● Your objective
Reproduce the material word for word; the images stay out.

** Begin Source material **

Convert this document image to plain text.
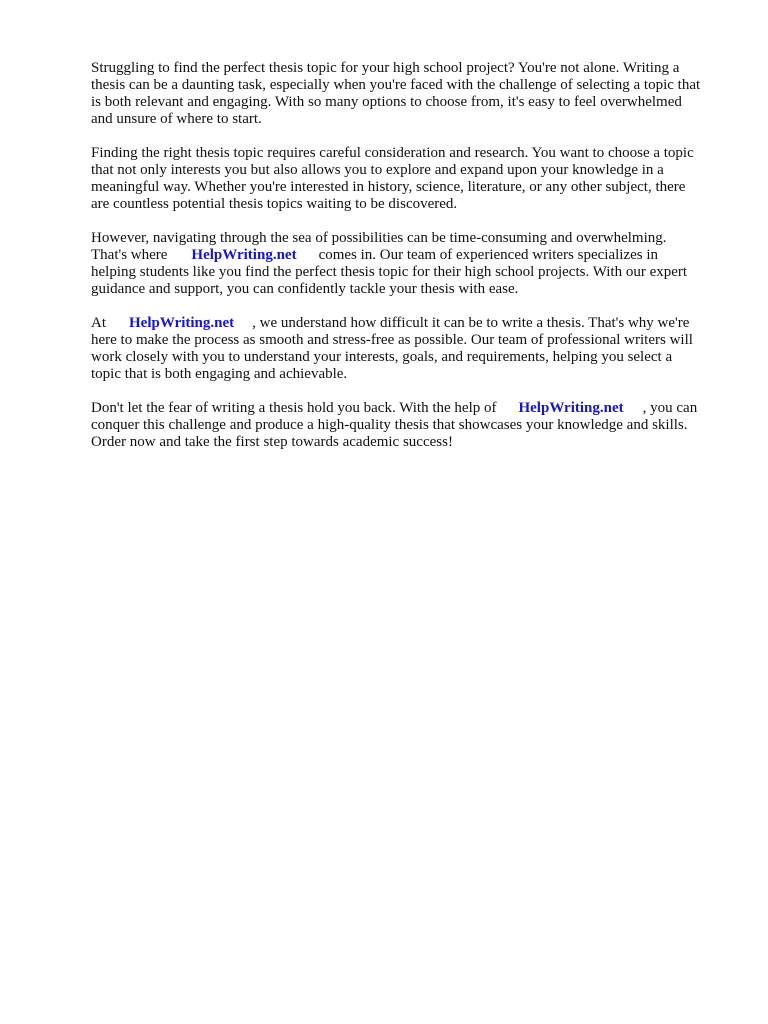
Struggling to find the perfect thesis topic for your high school project? You're not alone. Writing a
thesis can be a daunting task, especially when you're faced with the challenge of selecting a topic that
is both relevant and engaging. With so many options to choose from, it's easy to feel overwhelmed
and unsure of where to start.

Finding the right thesis topic requires careful consideration and research. You want to choose a topic
that not only interests you but also allows you to explore and expand upon your knowledge in a
meaningful way. Whether you're interested in history, science, literature, or any other subject, there
are countless potential thesis topics waiting to be discovered.

However, navigating through the sea of possibilities can be time-consuming and overwhelming.
That's where HelpWriting.net comes in. Our team of experienced writers specializes in
helping students like you find the perfect thesis topic for their high school projects. With our expert
guidance and support, you can confidently tackle your thesis with ease.

At HelpWriting.net , we understand how difficult it can be to write a thesis. That's why we're
here to make the process as smooth and stress-free as possible. Our team of professional writers will
work closely with you to understand your interests, goals, and requirements, helping you select a
topic that is both engaging and achievable.

Don't let the fear of writing a thesis hold you back. With the help of HelpWriting.net , you can
conquer this challenge and produce a high-quality thesis that showcases your knowledge and skills.
Order now and take the first step towards academic success!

** End Source material **

● Expected answer
Convert this document image to plain text.
Struggling to find the perfect thesis topic for your high school project? You're not alone. Writing a
thesis can be a daunting task, especially when you're faced with the challenge of selecting a topic that
is both relevant and engaging. With so many options to choose from, it's easy to feel overwhelmed
and unsure of where to start.

Finding the right thesis topic requires careful consideration and research. You want to choose a topic
that not only interests you but also allows you to explore and expand upon your knowledge in a
meaningful way. Whether you're interested in history, science, literature, or any other subject, there
are countless potential thesis topics waiting to be discovered.

However, navigating through the sea of possibilities can be time-consuming and overwhelming.
That's where HelpWriting.net comes in. Our team of experienced writers specializes in
helping students like you find the perfect thesis topic for their high school projects. With our expert
guidance and support, you can confidently tackle your thesis with ease.

At HelpWriting.net , we understand how difficult it can be to write a thesis. That's why we're
here to make the process as smooth and stress-free as possible. Our team of professional writers will
work closely with you to understand your interests, goals, and requirements, helping you select a
topic that is both engaging and achievable.

Don't let the fear of writing a thesis hold you back. With the help of HelpWriting.net , you can
conquer this challenge and produce a high-quality thesis that showcases your knowledge and skills.
Order now and take the first step towards academic success!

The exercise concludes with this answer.